### Exercise details
Would you return all of this data exactly, leaving nothing out?

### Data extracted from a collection
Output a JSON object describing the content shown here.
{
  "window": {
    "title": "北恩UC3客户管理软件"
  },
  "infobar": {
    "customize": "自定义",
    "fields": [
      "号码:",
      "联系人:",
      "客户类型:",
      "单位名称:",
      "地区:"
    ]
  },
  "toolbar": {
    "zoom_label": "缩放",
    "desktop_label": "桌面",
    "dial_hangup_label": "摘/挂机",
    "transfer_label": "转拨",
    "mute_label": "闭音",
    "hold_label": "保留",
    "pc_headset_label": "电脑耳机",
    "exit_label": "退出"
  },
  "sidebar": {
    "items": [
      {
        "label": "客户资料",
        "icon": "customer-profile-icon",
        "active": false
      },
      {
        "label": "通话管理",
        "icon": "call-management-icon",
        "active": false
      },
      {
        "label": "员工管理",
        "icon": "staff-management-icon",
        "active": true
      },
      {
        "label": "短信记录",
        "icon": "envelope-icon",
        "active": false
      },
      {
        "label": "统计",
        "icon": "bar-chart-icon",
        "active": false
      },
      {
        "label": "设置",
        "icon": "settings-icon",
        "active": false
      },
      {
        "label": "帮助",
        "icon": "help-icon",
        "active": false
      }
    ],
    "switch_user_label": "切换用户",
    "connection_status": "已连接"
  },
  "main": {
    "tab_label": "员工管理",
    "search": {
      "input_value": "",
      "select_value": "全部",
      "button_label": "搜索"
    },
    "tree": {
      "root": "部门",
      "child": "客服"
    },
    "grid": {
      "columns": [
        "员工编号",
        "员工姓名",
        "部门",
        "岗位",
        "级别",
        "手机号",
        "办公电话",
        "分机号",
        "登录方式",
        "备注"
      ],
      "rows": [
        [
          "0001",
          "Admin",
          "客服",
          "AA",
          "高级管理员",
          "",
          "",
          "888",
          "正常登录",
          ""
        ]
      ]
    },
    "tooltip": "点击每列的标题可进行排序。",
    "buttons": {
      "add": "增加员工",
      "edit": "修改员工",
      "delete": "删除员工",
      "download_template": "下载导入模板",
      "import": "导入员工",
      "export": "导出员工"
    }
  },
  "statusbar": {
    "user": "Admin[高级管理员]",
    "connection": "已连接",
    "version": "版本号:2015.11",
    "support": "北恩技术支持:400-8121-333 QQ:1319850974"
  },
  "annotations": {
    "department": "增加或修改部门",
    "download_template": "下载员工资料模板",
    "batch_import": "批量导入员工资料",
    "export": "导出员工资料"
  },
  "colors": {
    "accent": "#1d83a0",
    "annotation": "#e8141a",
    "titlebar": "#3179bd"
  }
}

### The output
Output a JSON object describing the content shown here.
{
  "window": {
    "title": "北恩UC3客户管理软件"
  },
  "infobar": {
    "customize": "自定义",
    "fields": [
      "号码:",
      "联系人:",
      "客户类型:",
      "单位名称:",
      "地区:"
    ]
  },
  "toolbar": {
    "zoom_label": "缩放",
    "desktop_label": "桌面",
    "dial_hangup_label": "摘/挂机",
    "transfer_label": "转拨",
    "mute_label": "闭音",
    "hold_label": "保留",
    "pc_headset_label": "电脑耳机",
    "exit_label": "退出"
  },
  "sidebar": {
    "items": [
      {
        "label": "客户资料",
        "icon": "customer-profile-icon",
        "active": false
      },
      {
        "label": "通话管理",
        "icon": "call-management-icon",
        "active": false
      },
      {
        "label": "员工管理",
        "icon": "staff-management-icon",
        "active": true
      },
      {
        "label": "短信记录",
        "icon": "envelope-icon",
        "active": false
      },
      {
        "label": "统计",
        "icon": "bar-chart-icon",
        "active": false
      },
      {
        "label": "设置",
        "icon": "settings-icon",
        "active": false
      },
      {
        "label": "帮助",
        "icon": "help-icon",
        "active": false
      }
    ],
    "switch_user_label": "切换用户",
    "connection_status": "已连接"
  },
  "main": {
    "tab_label": "员工管理",
    "search": {
      "input_value": "",
      "select_value": "全部",
      "button_label": "搜索"
    },
    "tree": {
      "root": "部门",
      "child": "客服"
    },
    "grid": {
      "columns": [
        "员工编号",
        "员工姓名",
        "部门",
        "岗位",
        "级别",
        "手机号",
        "办公电话",
        "分机号",
        "登录方式",
        "备注"
      ],
      "rows": [
        [
          "0001",
          "Admin",
          "客服",
          "AA",
          "高级管理员",
          "",
          "",
          "888",
          "正常登录",
          ""
        ]
      ]
    },
    "tooltip": "点击每列的标题可进行排序。",
    "buttons": {
      "add": "增加员工",
      "edit": "修改员工",
      "delete": "删除员工",
      "download_template": "下载导入模板",
      "import": "导入员工",
      "export": "导出员工"
    }
  },
  "statusbar": {
    "user": "Admin[高级管理员]",
    "connection": "已连接",
    "version": "版本号:2015.11",
    "support": "北恩技术支持:400-8121-333 QQ:1319850974"
  },
  "annotations": {
    "department": "增加或修改部门",
    "download_template": "下载员工资料模板",
    "batch_import": "批量导入员工资料",
    "export": "导出员工资料"
  },
  "colors": {
    "accent": "#1d83a0",
    "annotation": "#e8141a",
    "titlebar": "#3179bd"
  }
}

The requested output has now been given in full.